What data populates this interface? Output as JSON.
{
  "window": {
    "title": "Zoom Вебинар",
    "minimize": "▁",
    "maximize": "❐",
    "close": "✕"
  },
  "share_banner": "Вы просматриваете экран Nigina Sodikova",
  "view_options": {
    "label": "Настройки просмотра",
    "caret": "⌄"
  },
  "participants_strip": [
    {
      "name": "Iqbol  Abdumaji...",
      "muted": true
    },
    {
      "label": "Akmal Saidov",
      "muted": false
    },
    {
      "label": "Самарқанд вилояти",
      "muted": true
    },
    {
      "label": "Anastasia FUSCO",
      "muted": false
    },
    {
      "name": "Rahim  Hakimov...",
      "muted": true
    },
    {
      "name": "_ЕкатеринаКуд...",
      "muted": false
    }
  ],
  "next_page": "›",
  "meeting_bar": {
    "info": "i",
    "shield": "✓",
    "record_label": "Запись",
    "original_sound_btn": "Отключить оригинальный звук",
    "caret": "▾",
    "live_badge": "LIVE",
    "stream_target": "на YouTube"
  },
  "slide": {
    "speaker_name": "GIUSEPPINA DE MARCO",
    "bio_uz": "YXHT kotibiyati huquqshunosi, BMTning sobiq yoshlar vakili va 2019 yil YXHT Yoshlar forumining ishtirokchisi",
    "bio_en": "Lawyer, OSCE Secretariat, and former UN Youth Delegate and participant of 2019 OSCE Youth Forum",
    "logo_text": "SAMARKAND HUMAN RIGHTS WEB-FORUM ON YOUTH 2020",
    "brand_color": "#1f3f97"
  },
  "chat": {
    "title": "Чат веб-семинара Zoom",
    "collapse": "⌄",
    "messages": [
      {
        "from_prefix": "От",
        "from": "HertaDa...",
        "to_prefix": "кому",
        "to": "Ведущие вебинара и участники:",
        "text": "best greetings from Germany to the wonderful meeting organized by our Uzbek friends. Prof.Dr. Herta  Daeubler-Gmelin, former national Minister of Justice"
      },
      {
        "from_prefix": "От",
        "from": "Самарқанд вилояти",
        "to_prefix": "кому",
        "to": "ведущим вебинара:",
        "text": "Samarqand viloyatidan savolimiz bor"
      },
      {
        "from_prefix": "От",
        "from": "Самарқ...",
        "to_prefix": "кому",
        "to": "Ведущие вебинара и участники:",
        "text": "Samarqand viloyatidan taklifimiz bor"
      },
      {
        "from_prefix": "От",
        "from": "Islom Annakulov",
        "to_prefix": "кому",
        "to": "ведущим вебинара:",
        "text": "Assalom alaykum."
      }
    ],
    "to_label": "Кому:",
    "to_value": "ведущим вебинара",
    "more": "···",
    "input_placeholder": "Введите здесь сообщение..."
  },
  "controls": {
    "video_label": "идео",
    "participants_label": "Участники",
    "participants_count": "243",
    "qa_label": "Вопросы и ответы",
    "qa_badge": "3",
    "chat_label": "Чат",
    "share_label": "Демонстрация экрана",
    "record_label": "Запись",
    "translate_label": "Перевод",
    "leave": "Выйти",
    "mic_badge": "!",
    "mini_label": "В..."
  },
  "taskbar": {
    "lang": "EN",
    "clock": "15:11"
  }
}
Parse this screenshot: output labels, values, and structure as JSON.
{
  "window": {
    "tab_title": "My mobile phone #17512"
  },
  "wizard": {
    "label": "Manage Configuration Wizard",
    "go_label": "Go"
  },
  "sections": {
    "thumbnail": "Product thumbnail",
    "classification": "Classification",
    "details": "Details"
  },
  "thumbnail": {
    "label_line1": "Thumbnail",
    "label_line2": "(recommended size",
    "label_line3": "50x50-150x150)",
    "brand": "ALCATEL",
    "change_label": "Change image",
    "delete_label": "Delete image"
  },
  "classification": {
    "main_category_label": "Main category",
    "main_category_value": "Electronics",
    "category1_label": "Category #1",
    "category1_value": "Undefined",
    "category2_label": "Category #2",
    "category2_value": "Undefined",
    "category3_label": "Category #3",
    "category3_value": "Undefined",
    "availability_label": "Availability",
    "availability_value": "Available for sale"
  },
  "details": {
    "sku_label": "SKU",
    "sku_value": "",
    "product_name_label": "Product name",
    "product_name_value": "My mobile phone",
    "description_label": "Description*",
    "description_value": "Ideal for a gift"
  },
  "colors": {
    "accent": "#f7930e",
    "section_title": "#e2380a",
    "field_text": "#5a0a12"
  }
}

WRITTEN TASK
From the listing, copy every line where the string "Samarqand" appears.

FULL ANSWER
        "text": "Samarqand viloyatidan savolimiz bor"
        "text": "Samarqand viloyatidan taklifimiz bor"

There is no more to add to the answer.